» **TASK INSTRUCTIONS**: From the listing that follows, output everything exactly except the pictures.

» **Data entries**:
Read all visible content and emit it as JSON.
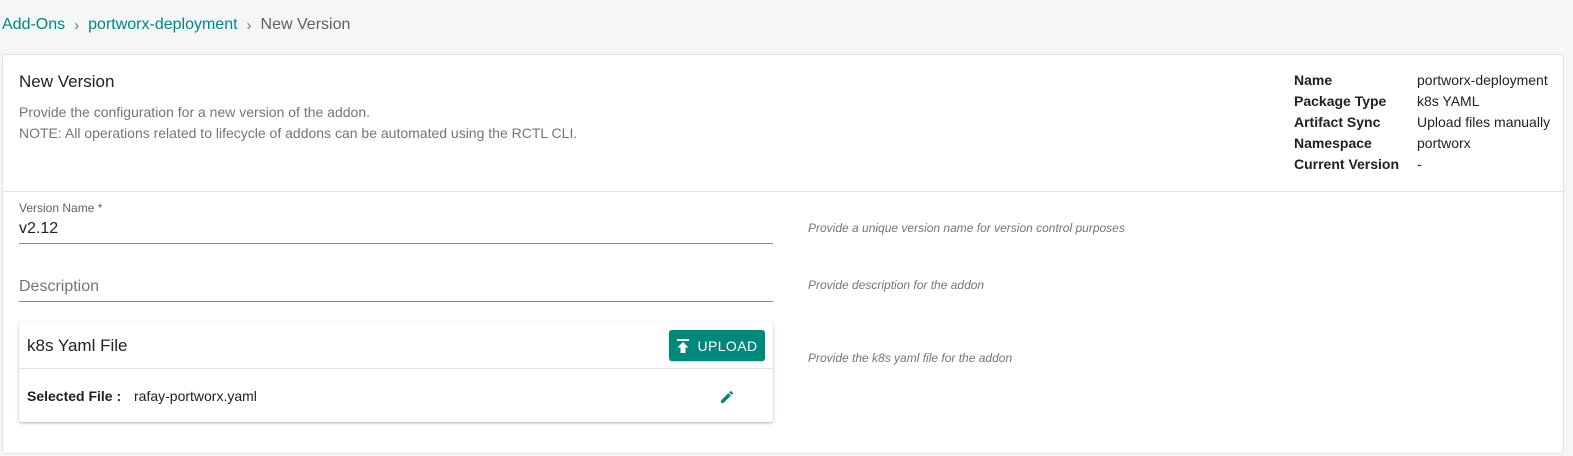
{
  "breadcrumb": {
    "items": [
      "Add-Ons",
      "portworx-deployment"
    ],
    "current": "New Version",
    "separator": "›"
  },
  "header": {
    "title": "New Version",
    "subtitle1": "Provide the configuration for a new version of the addon.",
    "subtitle2": "NOTE: All operations related to lifecycle of addons can be automated using the RCTL CLI."
  },
  "meta": {
    "name_label": "Name",
    "name_value": "portworx-deployment",
    "package_label": "Package Type",
    "package_value": "k8s YAML",
    "sync_label": "Artifact Sync",
    "sync_value": "Upload files manually",
    "namespace_label": "Namespace",
    "namespace_value": "portworx",
    "current_label": "Current Version",
    "current_value": "-"
  },
  "form": {
    "version_label": "Version Name *",
    "version_value": "v2.12",
    "version_hint": "Provide a unique version name for version control purposes",
    "description_placeholder": "Description",
    "description_hint": "Provide description for the addon",
    "file_title": "k8s Yaml File",
    "upload_label": "UPLOAD",
    "file_hint": "Provide the k8s yaml file for the addon",
    "selected_label": "Selected File :",
    "selected_value": "rafay-portworx.yaml"
  },
  "icons": {
    "upload": "upload-icon",
    "edit": "pencil-icon"
  },
  "colors": {
    "accent": "#00897b"
  }
}
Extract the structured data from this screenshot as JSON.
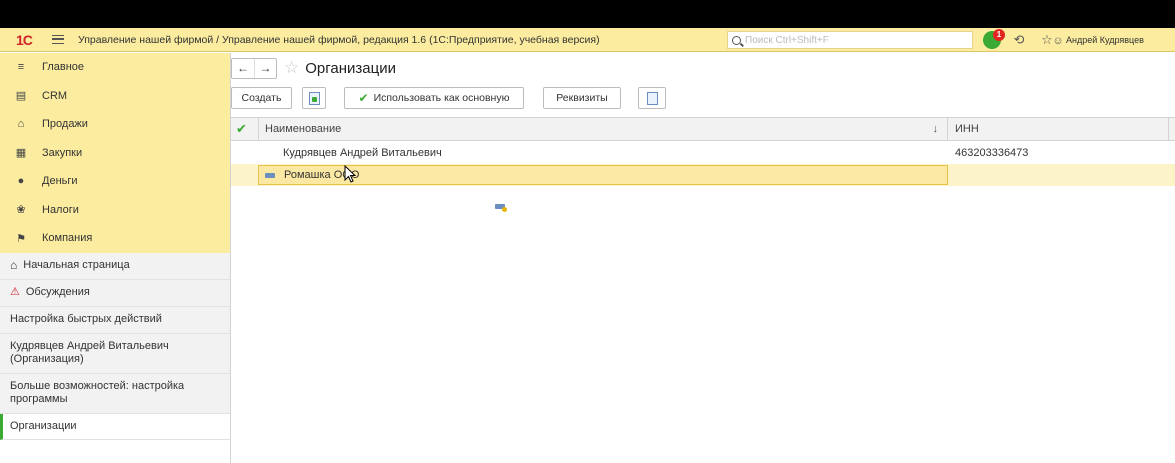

» **THE OUTPUT**:
Read all visible content and emit it as JSON.
{
  "breadcrumb": {
    "items": [
      "Add-Ons",
      "portworx-deployment"
    ],
    "current": "New Version",
    "separator": "›"
  },
  "header": {
    "title": "New Version",
    "subtitle1": "Provide the configuration for a new version of the addon.",
    "subtitle2": "NOTE: All operations related to lifecycle of addons can be automated using the RCTL CLI."
  },
  "meta": {
    "name_label": "Name",
    "name_value": "portworx-deployment",
    "package_label": "Package Type",
    "package_value": "k8s YAML",
    "sync_label": "Artifact Sync",
    "sync_value": "Upload files manually",
    "namespace_label": "Namespace",
    "namespace_value": "portworx",
    "current_label": "Current Version",
    "current_value": "-"
  },
  "form": {
    "version_label": "Version Name *",
    "version_value": "v2.12",
    "version_hint": "Provide a unique version name for version control purposes",
    "description_placeholder": "Description",
    "description_hint": "Provide description for the addon",
    "file_title": "k8s Yaml File",
    "upload_label": "UPLOAD",
    "file_hint": "Provide the k8s yaml file for the addon",
    "selected_label": "Selected File :",
    "selected_value": "rafay-portworx.yaml"
  },
  "icons": {
    "upload": "upload-icon",
    "edit": "pencil-icon"
  },
  "colors": {
    "accent": "#00897b"
  }
}
Extract the structured data from this screenshot as JSON.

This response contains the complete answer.